_EXERCISE DIRECTIONS:_ Retype the whole listing, please, keeping every line exact and dropping the pictures.

_EXTRACTED MATERIAL:_
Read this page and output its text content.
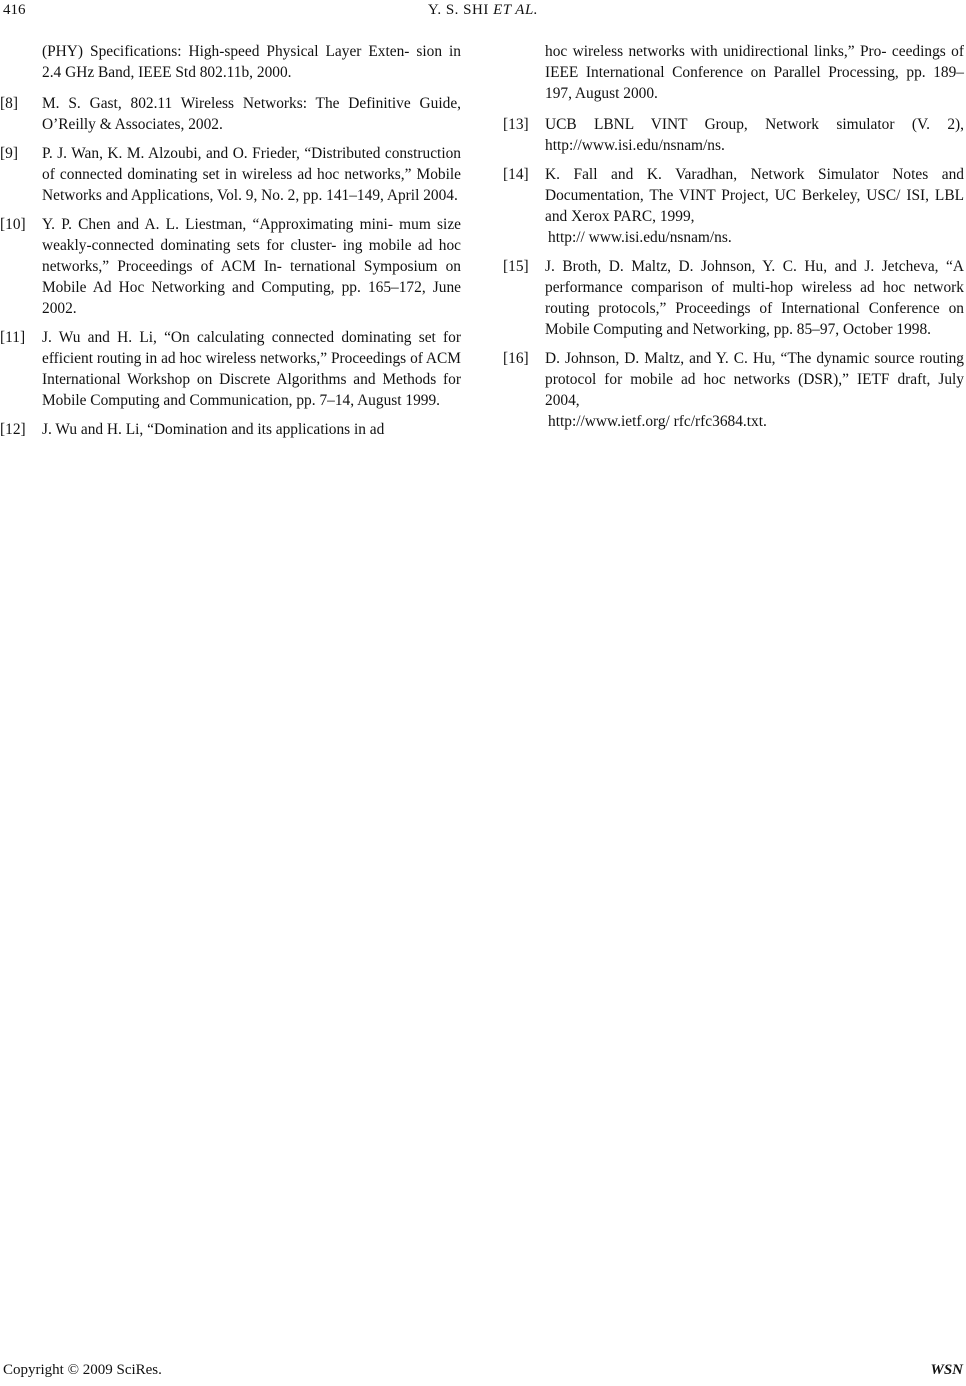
416	Y. S. SHI ET AL.
(PHY) Specifications: High-speed Physical Layer Exten- sion in 2.4 GHz Band, IEEE Std 802.11b, 2000.
[8] M. S. Gast, 802.11 Wireless Networks: The Definitive Guide, O’Reilly & Associates, 2002.
[9] P. J. Wan, K. M. Alzoubi, and O. Frieder, “Distributed construction of connected dominating set in wireless ad hoc networks,” Mobile Networks and Applications, Vol. 9, No. 2, pp. 141–149, April 2004.
[10] Y. P. Chen and A. L. Liestman, “Approximating mini- mum size weakly-connected dominating sets for cluster- ing mobile ad hoc networks,” Proceedings of ACM In- ternational Symposium on Mobile Ad Hoc Networking and Computing, pp. 165–172, June 2002.
[11] J. Wu and H. Li, “On calculating connected dominating set for efficient routing in ad hoc wireless networks,” Proceedings of ACM International Workshop on Discrete Algorithms and Methods for Mobile Computing and Communication, pp. 7–14, August 1999.
[12] J. Wu and H. Li, “Domination and its applications in ad
hoc wireless networks with unidirectional links,” Pro- ceedings of IEEE International Conference on Parallel Processing, pp. 189–197, August 2000.
[13] UCB LBNL VINT Group, Network simulator (V. 2), http://www.isi.edu/nsnam/ns.
[14] K. Fall and K. Varadhan, Network Simulator Notes and Documentation, The VINT Project, UC Berkeley, USC/ ISI, LBL and Xerox PARC, 1999,
http:// www.isi.edu/nsnam/ns.
[15] J. Broth, D. Maltz, D. Johnson, Y. C. Hu, and J. Jetcheva, “A performance comparison of multi-hop wireless ad hoc network routing protocols,” Proceedings of International Conference on Mobile Computing and Networking, pp. 85–97, October 1998.
[16] D. Johnson, D. Maltz, and Y. C. Hu, “The dynamic source routing protocol for mobile ad hoc networks (DSR),” IETF draft, July 2004,
http://www.ietf.org/ rfc/rfc3684.txt.
Copyright © 2009 SciRes.	WSN
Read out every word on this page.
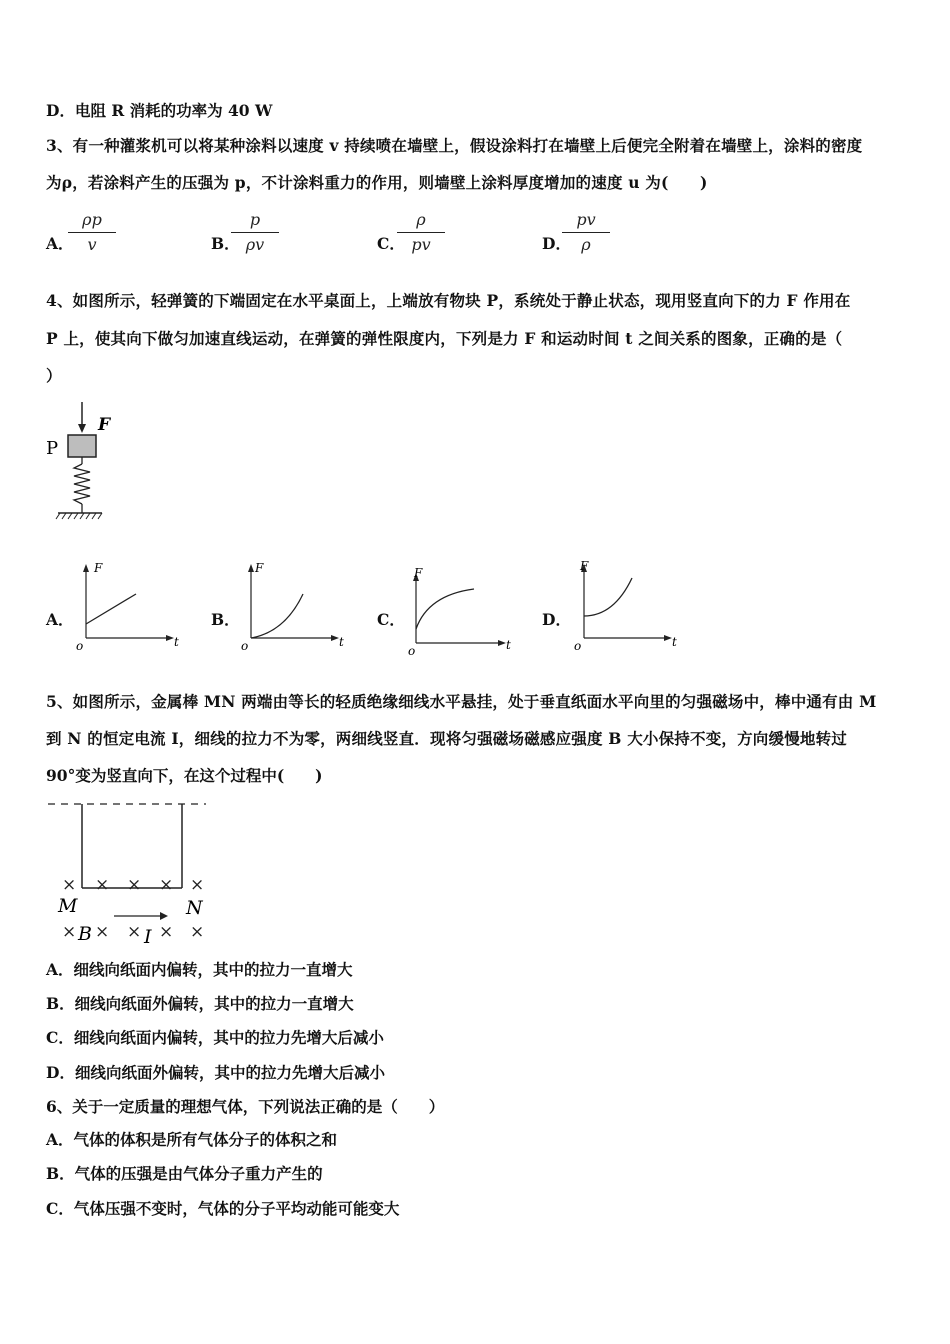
D．电阻 R 消耗的功率为 40 W
3、有一种灌浆机可以将某种涂料以速度 v 持续喷在墙壁上，假设涂料打在墙壁上后便完全附着在墙壁上，涂料的密度
为ρ，若涂料产生的压强为 p，不计涂料重力的作用，则墙壁上涂料厚度增加的速度 u 为(　　)
A．
ρp
v	B．
p
ρv	C．
ρ
pv	D．
pv
ρ
4、如图所示，轻弹簧的下端固定在水平桌面上，上端放有物块 P，系统处于静止状态，现用竖直向下的力 F 作用在
P 上，使其向下做匀加速直线运动，在弹簧的弹性限度内，下列是力 F 和运动时间 t 之间关系的图象，正确的是（
）
F
P
A．
F
t
o
B．
F
t
o
C．
F
t
o
D．
F
t
o
5、如图所示，金属棒 MN 两端由等长的轻质绝缘细线水平悬挂，处于垂直纸面水平向里的匀强磁场中，棒中通有由 M
到 N 的恒定电流 I，细线的拉力不为零，两细线竖直．现将匀强磁场磁感应强度 B 大小保持不变，方向缓慢地转过
90°变为竖直向下，在这个过程中(　　)
× × × × ×
× × × × ×
M	N
B	I
A．细线向纸面内偏转，其中的拉力一直增大
B．细线向纸面外偏转，其中的拉力一直增大
C．细线向纸面内偏转，其中的拉力先增大后减小
D．细线向纸面外偏转，其中的拉力先增大后减小
6、关于一定质量的理想气体，下列说法正确的是（　　）
A．气体的体积是所有气体分子的体积之和
B．气体的压强是由气体分子重力产生的
C．气体压强不变时，气体的分子平均动能可能变大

_WRITTEN REPLY:_
Read this page and output its text content.
416	Y. S. SHI ET AL.
(PHY) Specifications: High-speed Physical Layer Exten- sion in 2.4 GHz Band, IEEE Std 802.11b, 2000.
[8] M. S. Gast, 802.11 Wireless Networks: The Definitive Guide, O’Reilly & Associates, 2002.
[9] P. J. Wan, K. M. Alzoubi, and O. Frieder, “Distributed construction of connected dominating set in wireless ad hoc networks,” Mobile Networks and Applications, Vol. 9, No. 2, pp. 141–149, April 2004.
[10] Y. P. Chen and A. L. Liestman, “Approximating mini- mum size weakly-connected dominating sets for cluster- ing mobile ad hoc networks,” Proceedings of ACM In- ternational Symposium on Mobile Ad Hoc Networking and Computing, pp. 165–172, June 2002.
[11] J. Wu and H. Li, “On calculating connected dominating set for efficient routing in ad hoc wireless networks,” Proceedings of ACM International Workshop on Discrete Algorithms and Methods for Mobile Computing and Communication, pp. 7–14, August 1999.
[12] J. Wu and H. Li, “Domination and its applications in ad
hoc wireless networks with unidirectional links,” Pro- ceedings of IEEE International Conference on Parallel Processing, pp. 189–197, August 2000.
[13] UCB LBNL VINT Group, Network simulator (V. 2), http://www.isi.edu/nsnam/ns.
[14] K. Fall and K. Varadhan, Network Simulator Notes and Documentation, The VINT Project, UC Berkeley, USC/ ISI, LBL and Xerox PARC, 1999,
http:// www.isi.edu/nsnam/ns.
[15] J. Broth, D. Maltz, D. Johnson, Y. C. Hu, and J. Jetcheva, “A performance comparison of multi-hop wireless ad hoc network routing protocols,” Proceedings of International Conference on Mobile Computing and Networking, pp. 85–97, October 1998.
[16] D. Johnson, D. Maltz, and Y. C. Hu, “The dynamic source routing protocol for mobile ad hoc networks (DSR),” IETF draft, July 2004,
http://www.ietf.org/ rfc/rfc3684.txt.
Copyright © 2009 SciRes.	WSN
Read out every word on this page.
D．电阻 R 消耗的功率为 40 W
3、有一种灌浆机可以将某种涂料以速度 v 持续喷在墙壁上，假设涂料打在墙壁上后便完全附着在墙壁上，涂料的密度
为ρ，若涂料产生的压强为 p，不计涂料重力的作用，则墙壁上涂料厚度增加的速度 u 为(　　)
A．
ρp
v	B．
p
ρv	C．
ρ
pv	D．
pv
ρ
4、如图所示，轻弹簧的下端固定在水平桌面上，上端放有物块 P，系统处于静止状态，现用竖直向下的力 F 作用在
P 上，使其向下做匀加速直线运动，在弹簧的弹性限度内，下列是力 F 和运动时间 t 之间关系的图象，正确的是（
）
F
P
A．
F
t
o
B．
F
t
o
C．
F
t
o
D．
F
t
o
5、如图所示，金属棒 MN 两端由等长的轻质绝缘细线水平悬挂，处于垂直纸面水平向里的匀强磁场中，棒中通有由 M
到 N 的恒定电流 I，细线的拉力不为零，两细线竖直．现将匀强磁场磁感应强度 B 大小保持不变，方向缓慢地转过
90°变为竖直向下，在这个过程中(　　)
× × × × ×
× × × × ×
M	N
B	I
A．细线向纸面内偏转，其中的拉力一直增大
B．细线向纸面外偏转，其中的拉力一直增大
C．细线向纸面内偏转，其中的拉力先增大后减小
D．细线向纸面外偏转，其中的拉力先增大后减小
6、关于一定质量的理想气体，下列说法正确的是（　　）
A．气体的体积是所有气体分子的体积之和
B．气体的压强是由气体分子重力产生的
C．气体压强不变时，气体的分子平均动能可能变大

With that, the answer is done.